**Records that describe figures:**
************
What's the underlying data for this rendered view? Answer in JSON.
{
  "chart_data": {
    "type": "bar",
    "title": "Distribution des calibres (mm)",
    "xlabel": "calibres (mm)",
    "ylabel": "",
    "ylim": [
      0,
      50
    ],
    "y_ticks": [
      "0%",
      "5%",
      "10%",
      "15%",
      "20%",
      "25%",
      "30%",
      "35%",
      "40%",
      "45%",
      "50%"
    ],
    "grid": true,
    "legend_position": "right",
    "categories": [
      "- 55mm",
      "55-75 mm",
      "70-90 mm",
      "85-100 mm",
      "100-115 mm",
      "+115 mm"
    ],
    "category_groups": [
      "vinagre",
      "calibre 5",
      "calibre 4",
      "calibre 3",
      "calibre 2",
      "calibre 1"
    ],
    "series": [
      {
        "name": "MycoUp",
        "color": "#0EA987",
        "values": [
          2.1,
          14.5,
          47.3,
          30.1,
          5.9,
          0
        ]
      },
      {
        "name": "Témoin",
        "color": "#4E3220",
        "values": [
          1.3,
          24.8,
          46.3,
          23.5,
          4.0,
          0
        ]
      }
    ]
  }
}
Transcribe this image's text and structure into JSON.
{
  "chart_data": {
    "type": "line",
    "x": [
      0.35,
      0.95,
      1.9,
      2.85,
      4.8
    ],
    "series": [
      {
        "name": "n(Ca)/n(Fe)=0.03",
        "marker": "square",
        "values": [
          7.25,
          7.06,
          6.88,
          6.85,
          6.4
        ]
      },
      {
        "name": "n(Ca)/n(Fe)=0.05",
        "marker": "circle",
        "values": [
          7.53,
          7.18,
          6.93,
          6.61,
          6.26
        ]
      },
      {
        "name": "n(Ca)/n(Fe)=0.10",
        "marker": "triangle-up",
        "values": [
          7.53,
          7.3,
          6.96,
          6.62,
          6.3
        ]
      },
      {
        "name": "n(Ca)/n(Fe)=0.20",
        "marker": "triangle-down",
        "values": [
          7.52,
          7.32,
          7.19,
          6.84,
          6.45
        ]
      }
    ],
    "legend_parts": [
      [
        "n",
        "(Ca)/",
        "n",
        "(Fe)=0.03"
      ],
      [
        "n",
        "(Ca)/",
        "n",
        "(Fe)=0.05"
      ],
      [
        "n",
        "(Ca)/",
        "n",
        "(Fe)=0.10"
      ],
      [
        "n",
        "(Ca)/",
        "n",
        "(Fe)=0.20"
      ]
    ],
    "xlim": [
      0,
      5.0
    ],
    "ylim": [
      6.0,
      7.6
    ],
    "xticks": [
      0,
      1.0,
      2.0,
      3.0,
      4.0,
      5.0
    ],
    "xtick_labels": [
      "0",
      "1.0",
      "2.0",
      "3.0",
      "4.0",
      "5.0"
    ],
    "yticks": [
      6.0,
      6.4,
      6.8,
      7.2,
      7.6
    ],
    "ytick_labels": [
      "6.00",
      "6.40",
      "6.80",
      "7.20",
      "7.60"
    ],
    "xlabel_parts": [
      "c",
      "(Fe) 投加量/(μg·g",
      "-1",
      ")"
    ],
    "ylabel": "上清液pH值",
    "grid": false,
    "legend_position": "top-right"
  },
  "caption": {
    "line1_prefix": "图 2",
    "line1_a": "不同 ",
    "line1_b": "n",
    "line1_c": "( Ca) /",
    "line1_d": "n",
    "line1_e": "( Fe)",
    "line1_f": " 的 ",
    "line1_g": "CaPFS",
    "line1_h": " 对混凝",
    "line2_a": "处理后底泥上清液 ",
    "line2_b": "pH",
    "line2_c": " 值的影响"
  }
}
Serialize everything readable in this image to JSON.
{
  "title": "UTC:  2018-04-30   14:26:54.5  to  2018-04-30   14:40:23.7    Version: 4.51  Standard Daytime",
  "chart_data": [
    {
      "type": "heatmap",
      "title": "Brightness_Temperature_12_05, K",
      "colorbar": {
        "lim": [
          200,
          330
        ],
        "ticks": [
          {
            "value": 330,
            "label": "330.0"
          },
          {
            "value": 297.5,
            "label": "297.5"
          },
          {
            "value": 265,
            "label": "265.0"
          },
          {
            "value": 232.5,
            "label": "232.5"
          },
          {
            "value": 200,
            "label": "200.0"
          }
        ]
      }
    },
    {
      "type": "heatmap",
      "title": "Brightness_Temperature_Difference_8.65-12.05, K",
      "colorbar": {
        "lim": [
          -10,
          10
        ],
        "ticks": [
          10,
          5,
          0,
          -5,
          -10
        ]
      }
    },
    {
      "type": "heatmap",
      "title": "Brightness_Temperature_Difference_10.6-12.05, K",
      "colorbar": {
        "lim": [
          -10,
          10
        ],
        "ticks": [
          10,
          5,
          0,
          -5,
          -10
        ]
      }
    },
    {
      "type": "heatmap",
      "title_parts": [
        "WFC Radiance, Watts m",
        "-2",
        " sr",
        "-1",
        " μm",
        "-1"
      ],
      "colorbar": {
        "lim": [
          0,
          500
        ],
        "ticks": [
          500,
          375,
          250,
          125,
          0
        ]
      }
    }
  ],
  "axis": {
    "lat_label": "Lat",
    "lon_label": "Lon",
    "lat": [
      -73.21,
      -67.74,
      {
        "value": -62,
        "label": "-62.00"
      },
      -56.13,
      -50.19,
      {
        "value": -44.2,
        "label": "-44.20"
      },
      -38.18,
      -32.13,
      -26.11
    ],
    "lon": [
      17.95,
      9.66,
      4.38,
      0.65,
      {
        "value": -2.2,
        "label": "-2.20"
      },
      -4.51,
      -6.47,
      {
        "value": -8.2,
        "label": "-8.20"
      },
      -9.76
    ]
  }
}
************
Print the material above once more, exactly.

**Answer to this exercise:**
What's the underlying data for this rendered view? Answer in JSON.
{
  "chart_data": {
    "type": "bar",
    "title": "Distribution des calibres (mm)",
    "xlabel": "calibres (mm)",
    "ylabel": "",
    "ylim": [
      0,
      50
    ],
    "y_ticks": [
      "0%",
      "5%",
      "10%",
      "15%",
      "20%",
      "25%",
      "30%",
      "35%",
      "40%",
      "45%",
      "50%"
    ],
    "grid": true,
    "legend_position": "right",
    "categories": [
      "- 55mm",
      "55-75 mm",
      "70-90 mm",
      "85-100 mm",
      "100-115 mm",
      "+115 mm"
    ],
    "category_groups": [
      "vinagre",
      "calibre 5",
      "calibre 4",
      "calibre 3",
      "calibre 2",
      "calibre 1"
    ],
    "series": [
      {
        "name": "MycoUp",
        "color": "#0EA987",
        "values": [
          2.1,
          14.5,
          47.3,
          30.1,
          5.9,
          0
        ]
      },
      {
        "name": "Témoin",
        "color": "#4E3220",
        "values": [
          1.3,
          24.8,
          46.3,
          23.5,
          4.0,
          0
        ]
      }
    ]
  }
}
Transcribe this image's text and structure into JSON.
{
  "chart_data": {
    "type": "line",
    "x": [
      0.35,
      0.95,
      1.9,
      2.85,
      4.8
    ],
    "series": [
      {
        "name": "n(Ca)/n(Fe)=0.03",
        "marker": "square",
        "values": [
          7.25,
          7.06,
          6.88,
          6.85,
          6.4
        ]
      },
      {
        "name": "n(Ca)/n(Fe)=0.05",
        "marker": "circle",
        "values": [
          7.53,
          7.18,
          6.93,
          6.61,
          6.26
        ]
      },
      {
        "name": "n(Ca)/n(Fe)=0.10",
        "marker": "triangle-up",
        "values": [
          7.53,
          7.3,
          6.96,
          6.62,
          6.3
        ]
      },
      {
        "name": "n(Ca)/n(Fe)=0.20",
        "marker": "triangle-down",
        "values": [
          7.52,
          7.32,
          7.19,
          6.84,
          6.45
        ]
      }
    ],
    "legend_parts": [
      [
        "n",
        "(Ca)/",
        "n",
        "(Fe)=0.03"
      ],
      [
        "n",
        "(Ca)/",
        "n",
        "(Fe)=0.05"
      ],
      [
        "n",
        "(Ca)/",
        "n",
        "(Fe)=0.10"
      ],
      [
        "n",
        "(Ca)/",
        "n",
        "(Fe)=0.20"
      ]
    ],
    "xlim": [
      0,
      5.0
    ],
    "ylim": [
      6.0,
      7.6
    ],
    "xticks": [
      0,
      1.0,
      2.0,
      3.0,
      4.0,
      5.0
    ],
    "xtick_labels": [
      "0",
      "1.0",
      "2.0",
      "3.0",
      "4.0",
      "5.0"
    ],
    "yticks": [
      6.0,
      6.4,
      6.8,
      7.2,
      7.6
    ],
    "ytick_labels": [
      "6.00",
      "6.40",
      "6.80",
      "7.20",
      "7.60"
    ],
    "xlabel_parts": [
      "c",
      "(Fe) 投加量/(μg·g",
      "-1",
      ")"
    ],
    "ylabel": "上清液pH值",
    "grid": false,
    "legend_position": "top-right"
  },
  "caption": {
    "line1_prefix": "图 2",
    "line1_a": "不同 ",
    "line1_b": "n",
    "line1_c": "( Ca) /",
    "line1_d": "n",
    "line1_e": "( Fe)",
    "line1_f": " 的 ",
    "line1_g": "CaPFS",
    "line1_h": " 对混凝",
    "line2_a": "处理后底泥上清液 ",
    "line2_b": "pH",
    "line2_c": " 值的影响"
  }
}
Serialize everything readable in this image to JSON.
{
  "title": "UTC:  2018-04-30   14:26:54.5  to  2018-04-30   14:40:23.7    Version: 4.51  Standard Daytime",
  "chart_data": [
    {
      "type": "heatmap",
      "title": "Brightness_Temperature_12_05, K",
      "colorbar": {
        "lim": [
          200,
          330
        ],
        "ticks": [
          {
            "value": 330,
            "label": "330.0"
          },
          {
            "value": 297.5,
            "label": "297.5"
          },
          {
            "value": 265,
            "label": "265.0"
          },
          {
            "value": 232.5,
            "label": "232.5"
          },
          {
            "value": 200,
            "label": "200.0"
          }
        ]
      }
    },
    {
      "type": "heatmap",
      "title": "Brightness_Temperature_Difference_8.65-12.05, K",
      "colorbar": {
        "lim": [
          -10,
          10
        ],
        "ticks": [
          10,
          5,
          0,
          -5,
          -10
        ]
      }
    },
    {
      "type": "heatmap",
      "title": "Brightness_Temperature_Difference_10.6-12.05, K",
      "colorbar": {
        "lim": [
          -10,
          10
        ],
        "ticks": [
          10,
          5,
          0,
          -5,
          -10
        ]
      }
    },
    {
      "type": "heatmap",
      "title_parts": [
        "WFC Radiance, Watts m",
        "-2",
        " sr",
        "-1",
        " μm",
        "-1"
      ],
      "colorbar": {
        "lim": [
          0,
          500
        ],
        "ticks": [
          500,
          375,
          250,
          125,
          0
        ]
      }
    }
  ],
  "axis": {
    "lat_label": "Lat",
    "lon_label": "Lon",
    "lat": [
      -73.21,
      -67.74,
      {
        "value": -62,
        "label": "-62.00"
      },
      -56.13,
      -50.19,
      {
        "value": -44.2,
        "label": "-44.20"
      },
      -38.18,
      -32.13,
      -26.11
    ],
    "lon": [
      17.95,
      9.66,
      4.38,
      0.65,
      {
        "value": -2.2,
        "label": "-2.20"
      },
      -4.51,
      -6.47,
      {
        "value": -8.2,
        "label": "-8.20"
      },
      -9.76
    ]
  }
}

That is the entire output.